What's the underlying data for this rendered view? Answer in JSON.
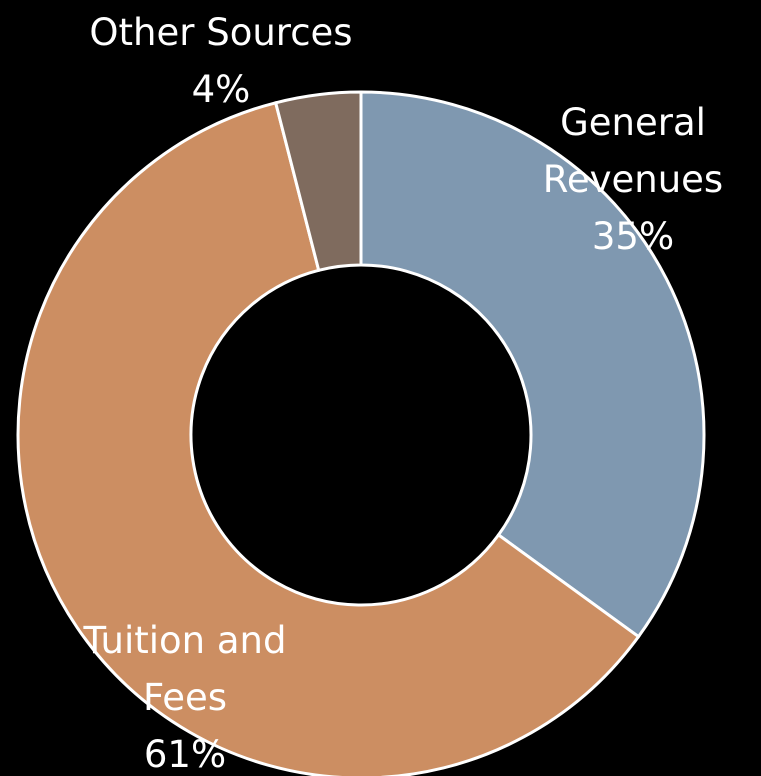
{
  "chart_data": {
    "type": "donut",
    "categories": [
      "General Revenues",
      "Tuition and Fees",
      "Other Sources"
    ],
    "values": [
      35,
      61,
      4
    ],
    "value_labels": [
      "35%",
      "61%",
      "4%"
    ],
    "colors": [
      "#7f98b0",
      "#cc8e62",
      "#7f6b5e"
    ]
  }
}
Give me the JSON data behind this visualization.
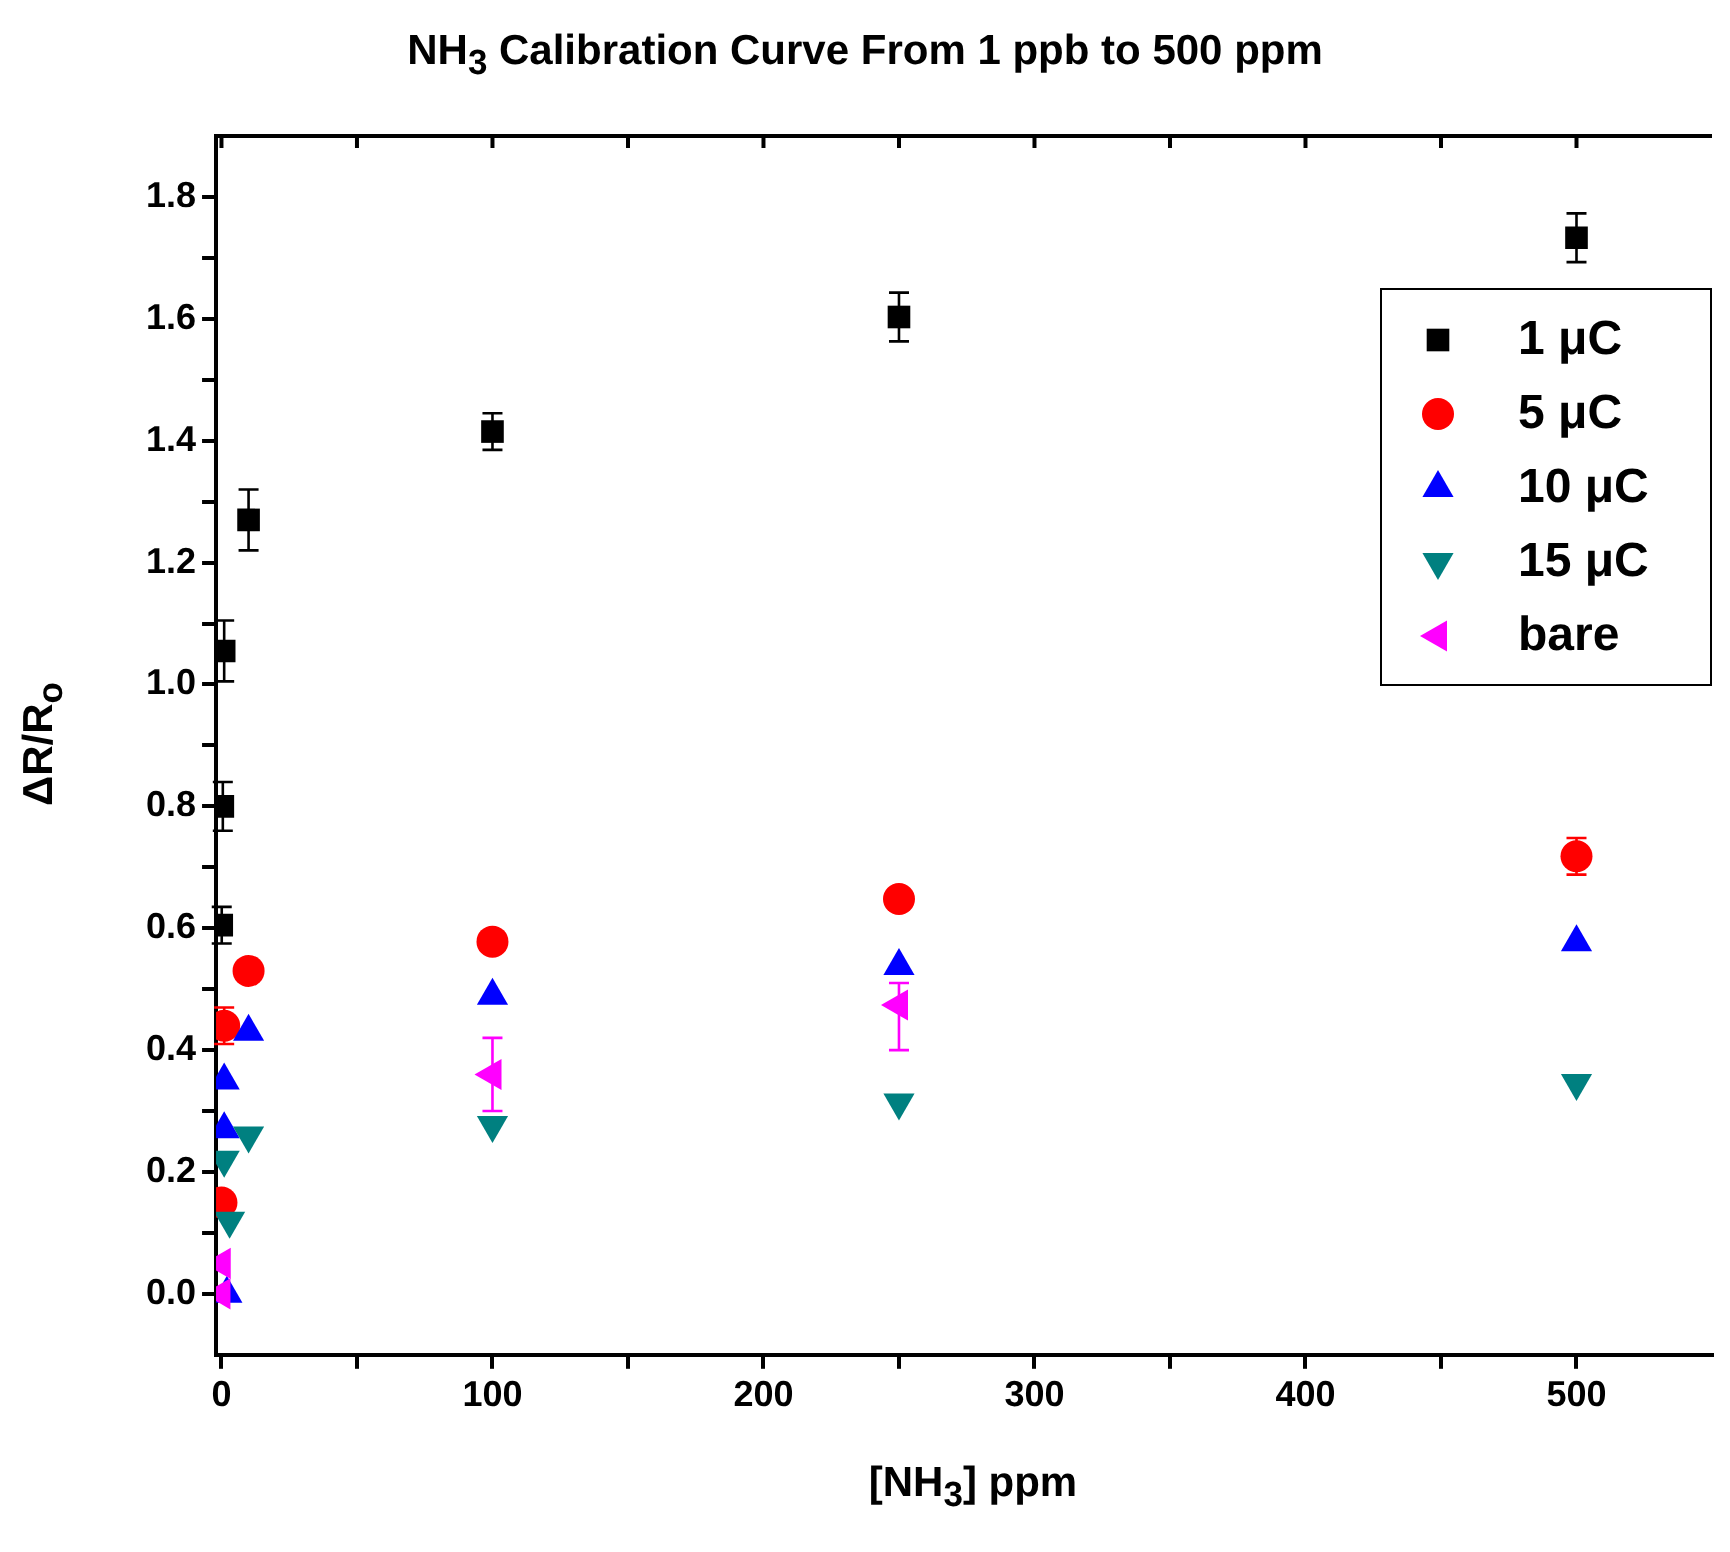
{
  "chart_data": {
    "type": "scatter",
    "title": "NH$_{3}$ Calibration Curve From 1 ppb to 500 ppm",
    "xlabel": "[NH$_{3}$] ppm",
    "ylabel": "ΔR/R$_{o}$",
    "xlim": [
      -2,
      550
    ],
    "ylim": [
      -0.1,
      1.9
    ],
    "xticks": [
      0,
      {
        "value": 50,
        "label": null
      },
      100,
      {
        "value": 150,
        "label": null
      },
      200,
      {
        "value": 250,
        "label": null
      },
      300,
      {
        "value": 350,
        "label": null
      },
      400,
      {
        "value": 450,
        "label": null
      },
      500
    ],
    "yticks": [
      {
        "value": 0,
        "label": "0.0"
      },
      {
        "value": 0.1,
        "label": null
      },
      {
        "value": 0.2,
        "label": "0.2"
      },
      {
        "value": 0.3,
        "label": null
      },
      {
        "value": 0.4,
        "label": "0.4"
      },
      {
        "value": 0.5,
        "label": null
      },
      {
        "value": 0.6,
        "label": "0.6"
      },
      {
        "value": 0.7,
        "label": null
      },
      {
        "value": 0.8,
        "label": "0.8"
      },
      {
        "value": 0.9,
        "label": null
      },
      {
        "value": 1,
        "label": "1.0"
      },
      {
        "value": 1.1,
        "label": null
      },
      {
        "value": 1.2,
        "label": "1.2"
      },
      {
        "value": 1.3,
        "label": null
      },
      {
        "value": 1.4,
        "label": "1.4"
      },
      {
        "value": 1.5,
        "label": null
      },
      {
        "value": 1.6,
        "label": "1.6"
      },
      {
        "value": 1.7,
        "label": null
      },
      {
        "value": 1.8,
        "label": "1.8"
      }
    ],
    "grid": false,
    "legend": "top right",
    "series": [
      {
        "name": "1 μC",
        "color": "#000000",
        "marker": "square",
        "x": [
          0.1,
          0.5,
          1,
          10,
          100,
          250,
          500
        ],
        "values": [
          0.605,
          0.8,
          1.055,
          1.27,
          1.415,
          1.603,
          1.733
        ],
        "errors": [
          0.03,
          0.04,
          0.05,
          0.05,
          0.03,
          0.04,
          0.04
        ]
      },
      {
        "name": "5 μC",
        "color": "#ff0000",
        "marker": "circle",
        "x": [
          0.001,
          1,
          10,
          100,
          250,
          500
        ],
        "values": [
          0.15,
          0.44,
          0.53,
          0.578,
          0.648,
          0.718
        ],
        "errors": [
          null,
          0.03,
          null,
          null,
          null,
          0.03
        ]
      },
      {
        "name": "10 μC",
        "color": "#0000ff",
        "marker": "triangle",
        "x": [
          2,
          1,
          1,
          10,
          100,
          250,
          500
        ],
        "values": [
          0.0,
          0.27,
          0.35,
          0.43,
          0.489,
          0.538,
          0.577
        ]
      },
      {
        "name": "15 μC",
        "color": "#008080",
        "marker": "triangle-down",
        "x": [
          3,
          1,
          10,
          100,
          250,
          500
        ],
        "values": [
          0.12,
          0.22,
          0.26,
          0.277,
          0.314,
          0.346
        ]
      },
      {
        "name": "bare",
        "color": "#ff00ff",
        "marker": "triangle-left",
        "x": [
          0.001,
          0.1,
          100,
          250
        ],
        "values": [
          0.0,
          0.05,
          0.36,
          0.474
        ],
        "errors": [
          null,
          null,
          [
            0.3,
            0.42
          ],
          [
            0.4,
            0.51
          ]
        ]
      }
    ]
  }
}
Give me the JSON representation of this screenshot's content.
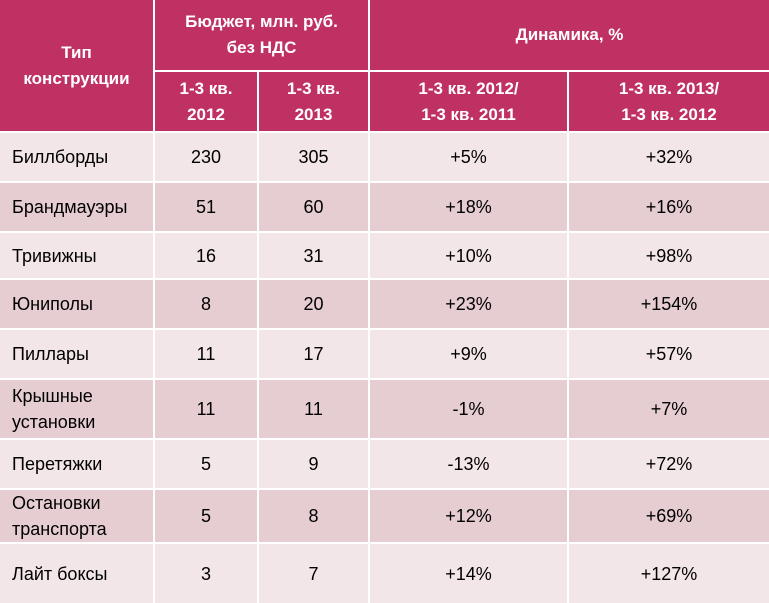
{
  "header": {
    "type": "Тип\nконструкции",
    "budget": "Бюджет, млн. руб.\nбез НДС",
    "dynamics": "Динамика, %",
    "sub": [
      "1-3 кв.\n2012",
      "1-3 кв.\n2013",
      "1-3 кв. 2012/\n1-3 кв. 2011",
      "1-3 кв. 2013/\n1-3 кв. 2012"
    ]
  },
  "rows": [
    {
      "name": "Биллборды",
      "b2012": "230",
      "b2013": "305",
      "d12": "+5%",
      "d13": "+32%"
    },
    {
      "name": "Брандмауэры",
      "b2012": "51",
      "b2013": "60",
      "d12": "+18%",
      "d13": "+16%"
    },
    {
      "name": "Тривижны",
      "b2012": "16",
      "b2013": "31",
      "d12": "+10%",
      "d13": "+98%"
    },
    {
      "name": "Юниполы",
      "b2012": "8",
      "b2013": "20",
      "d12": "+23%",
      "d13": "+154%"
    },
    {
      "name": "Пиллары",
      "b2012": "11",
      "b2013": "17",
      "d12": "+9%",
      "d13": "+57%"
    },
    {
      "name": "Крышные\nустановки",
      "b2012": "11",
      "b2013": "11",
      "d12": "-1%",
      "d13": "+7%"
    },
    {
      "name": "Перетяжки",
      "b2012": "5",
      "b2013": "9",
      "d12": "-13%",
      "d13": "+72%"
    },
    {
      "name": "Остановки\nтранспорта",
      "b2012": "5",
      "b2013": "8",
      "d12": "+12%",
      "d13": "+69%"
    },
    {
      "name": "Лайт боксы",
      "b2012": "3",
      "b2013": "7",
      "d12": "+14%",
      "d13": "+127%"
    }
  ]
}
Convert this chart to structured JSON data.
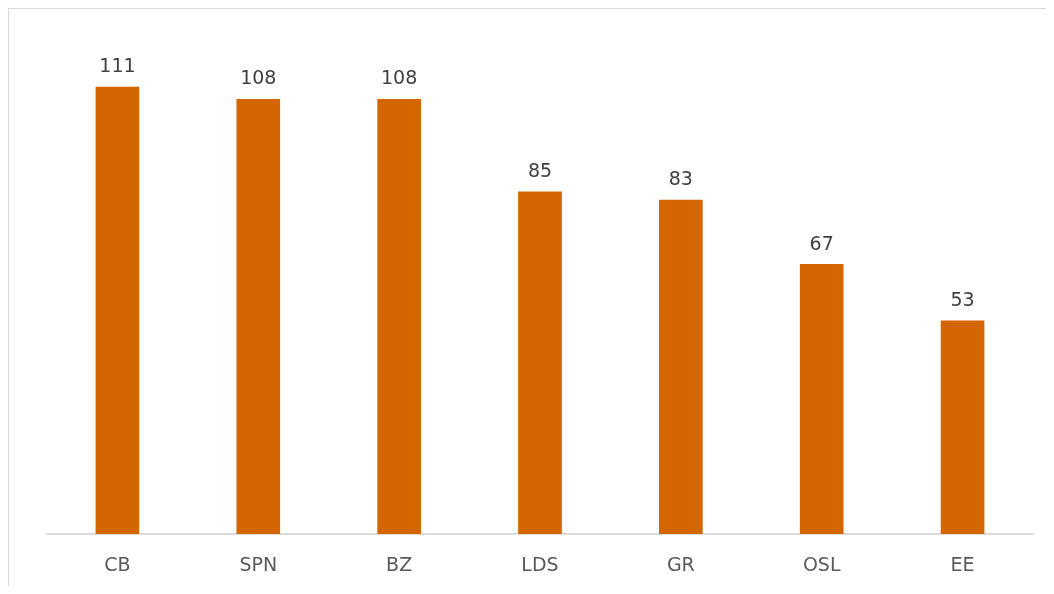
{
  "chart_data": {
    "type": "bar",
    "categories": [
      "CB",
      "SPN",
      "BZ",
      "LDS",
      "GR",
      "OSL",
      "EE"
    ],
    "values": [
      111,
      108,
      108,
      85,
      83,
      67,
      53
    ],
    "color": "#d46600",
    "data_labels": true
  }
}
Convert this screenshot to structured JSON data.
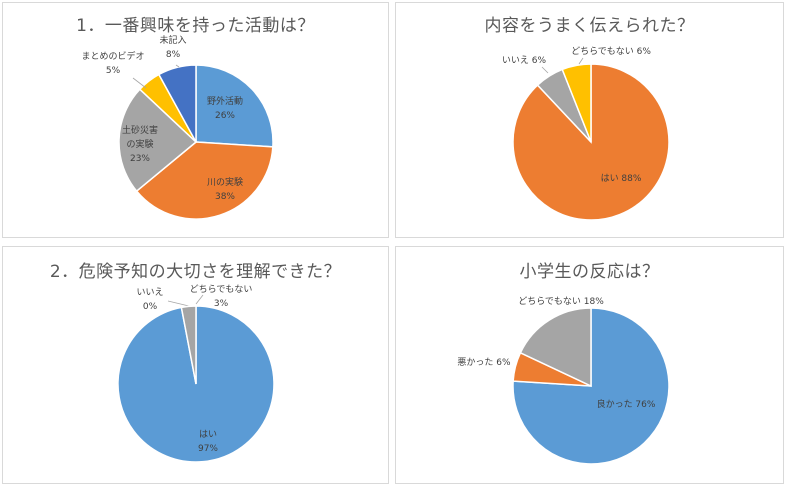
- - - - - - -
Task statement:
Your task is to pick out every line with the string "this" and copy it.

Correct result:
What's the underlying data for this rendered view? Answer in JSON.
Give me the JSON data behind this visualization.
Give me the JSON representation of this screenshot's content.
Convert this chart to structured JSON data.
Convert this screenshot to structured JSON data.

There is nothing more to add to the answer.